### [Work instructions]
Copy the full set of lines exactly as given.

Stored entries
........
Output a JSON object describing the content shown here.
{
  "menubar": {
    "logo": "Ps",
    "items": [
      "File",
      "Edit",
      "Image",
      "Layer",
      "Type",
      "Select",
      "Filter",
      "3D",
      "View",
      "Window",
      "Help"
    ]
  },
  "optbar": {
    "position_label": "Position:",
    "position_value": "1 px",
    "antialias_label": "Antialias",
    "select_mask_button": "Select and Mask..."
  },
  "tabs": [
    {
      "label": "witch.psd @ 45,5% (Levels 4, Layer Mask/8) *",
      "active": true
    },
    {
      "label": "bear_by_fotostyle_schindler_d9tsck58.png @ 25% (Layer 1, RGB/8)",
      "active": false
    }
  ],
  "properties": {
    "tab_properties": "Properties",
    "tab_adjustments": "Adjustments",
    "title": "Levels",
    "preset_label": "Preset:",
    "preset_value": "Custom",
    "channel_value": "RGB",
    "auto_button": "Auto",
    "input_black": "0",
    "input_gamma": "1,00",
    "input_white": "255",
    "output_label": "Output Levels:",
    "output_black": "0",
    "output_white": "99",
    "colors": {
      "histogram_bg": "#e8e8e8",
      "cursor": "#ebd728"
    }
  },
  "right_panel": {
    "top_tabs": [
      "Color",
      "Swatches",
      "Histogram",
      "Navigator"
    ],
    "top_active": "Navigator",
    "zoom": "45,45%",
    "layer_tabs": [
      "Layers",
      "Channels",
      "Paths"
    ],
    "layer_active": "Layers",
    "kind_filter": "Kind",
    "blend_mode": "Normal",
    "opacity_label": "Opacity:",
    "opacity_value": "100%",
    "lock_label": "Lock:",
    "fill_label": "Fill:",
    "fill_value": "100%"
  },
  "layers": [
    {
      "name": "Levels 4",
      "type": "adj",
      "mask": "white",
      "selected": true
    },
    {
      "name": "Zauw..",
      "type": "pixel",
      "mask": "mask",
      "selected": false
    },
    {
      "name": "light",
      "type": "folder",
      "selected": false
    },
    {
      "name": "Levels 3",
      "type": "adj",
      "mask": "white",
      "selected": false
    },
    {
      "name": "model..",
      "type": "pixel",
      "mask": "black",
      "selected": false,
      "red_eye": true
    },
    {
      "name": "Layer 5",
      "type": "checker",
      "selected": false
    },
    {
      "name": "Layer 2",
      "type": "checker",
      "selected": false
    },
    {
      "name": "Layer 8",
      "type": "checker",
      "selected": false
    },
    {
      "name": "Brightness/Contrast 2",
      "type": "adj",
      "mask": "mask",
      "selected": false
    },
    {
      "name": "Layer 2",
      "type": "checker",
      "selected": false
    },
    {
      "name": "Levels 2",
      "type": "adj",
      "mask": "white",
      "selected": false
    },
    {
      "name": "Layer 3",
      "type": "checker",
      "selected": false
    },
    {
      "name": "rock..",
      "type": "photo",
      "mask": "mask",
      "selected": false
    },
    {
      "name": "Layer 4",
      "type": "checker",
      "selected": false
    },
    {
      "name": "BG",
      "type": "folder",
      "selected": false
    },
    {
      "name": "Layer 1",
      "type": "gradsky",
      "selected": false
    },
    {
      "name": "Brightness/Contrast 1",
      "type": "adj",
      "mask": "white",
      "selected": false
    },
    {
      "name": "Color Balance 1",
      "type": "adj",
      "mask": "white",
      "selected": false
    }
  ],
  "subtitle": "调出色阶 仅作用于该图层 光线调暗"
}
........
### [Result of this exercise]
Output a JSON object describing the content shown here.
{
  "menubar": {
    "logo": "Ps",
    "items": [
      "File",
      "Edit",
      "Image",
      "Layer",
      "Type",
      "Select",
      "Filter",
      "3D",
      "View",
      "Window",
      "Help"
    ]
  },
  "optbar": {
    "position_label": "Position:",
    "position_value": "1 px",
    "antialias_label": "Antialias",
    "select_mask_button": "Select and Mask..."
  },
  "tabs": [
    {
      "label": "witch.psd @ 45,5% (Levels 4, Layer Mask/8) *",
      "active": true
    },
    {
      "label": "bear_by_fotostyle_schindler_d9tsck58.png @ 25% (Layer 1, RGB/8)",
      "active": false
    }
  ],
  "properties": {
    "tab_properties": "Properties",
    "tab_adjustments": "Adjustments",
    "title": "Levels",
    "preset_label": "Preset:",
    "preset_value": "Custom",
    "channel_value": "RGB",
    "auto_button": "Auto",
    "input_black": "0",
    "input_gamma": "1,00",
    "input_white": "255",
    "output_label": "Output Levels:",
    "output_black": "0",
    "output_white": "99",
    "colors": {
      "histogram_bg": "#e8e8e8",
      "cursor": "#ebd728"
    }
  },
  "right_panel": {
    "top_tabs": [
      "Color",
      "Swatches",
      "Histogram",
      "Navigator"
    ],
    "top_active": "Navigator",
    "zoom": "45,45%",
    "layer_tabs": [
      "Layers",
      "Channels",
      "Paths"
    ],
    "layer_active": "Layers",
    "kind_filter": "Kind",
    "blend_mode": "Normal",
    "opacity_label": "Opacity:",
    "opacity_value": "100%",
    "lock_label": "Lock:",
    "fill_label": "Fill:",
    "fill_value": "100%"
  },
  "layers": [
    {
      "name": "Levels 4",
      "type": "adj",
      "mask": "white",
      "selected": true
    },
    {
      "name": "Zauw..",
      "type": "pixel",
      "mask": "mask",
      "selected": false
    },
    {
      "name": "light",
      "type": "folder",
      "selected": false
    },
    {
      "name": "Levels 3",
      "type": "adj",
      "mask": "white",
      "selected": false
    },
    {
      "name": "model..",
      "type": "pixel",
      "mask": "black",
      "selected": false,
      "red_eye": true
    },
    {
      "name": "Layer 5",
      "type": "checker",
      "selected": false
    },
    {
      "name": "Layer 2",
      "type": "checker",
      "selected": false
    },
    {
      "name": "Layer 8",
      "type": "checker",
      "selected": false
    },
    {
      "name": "Brightness/Contrast 2",
      "type": "adj",
      "mask": "mask",
      "selected": false
    },
    {
      "name": "Layer 2",
      "type": "checker",
      "selected": false
    },
    {
      "name": "Levels 2",
      "type": "adj",
      "mask": "white",
      "selected": false
    },
    {
      "name": "Layer 3",
      "type": "checker",
      "selected": false
    },
    {
      "name": "rock..",
      "type": "photo",
      "mask": "mask",
      "selected": false
    },
    {
      "name": "Layer 4",
      "type": "checker",
      "selected": false
    },
    {
      "name": "BG",
      "type": "folder",
      "selected": false
    },
    {
      "name": "Layer 1",
      "type": "gradsky",
      "selected": false
    },
    {
      "name": "Brightness/Contrast 1",
      "type": "adj",
      "mask": "white",
      "selected": false
    },
    {
      "name": "Color Balance 1",
      "type": "adj",
      "mask": "white",
      "selected": false
    }
  ],
  "subtitle": "调出色阶 仅作用于该图层 光线调暗"
}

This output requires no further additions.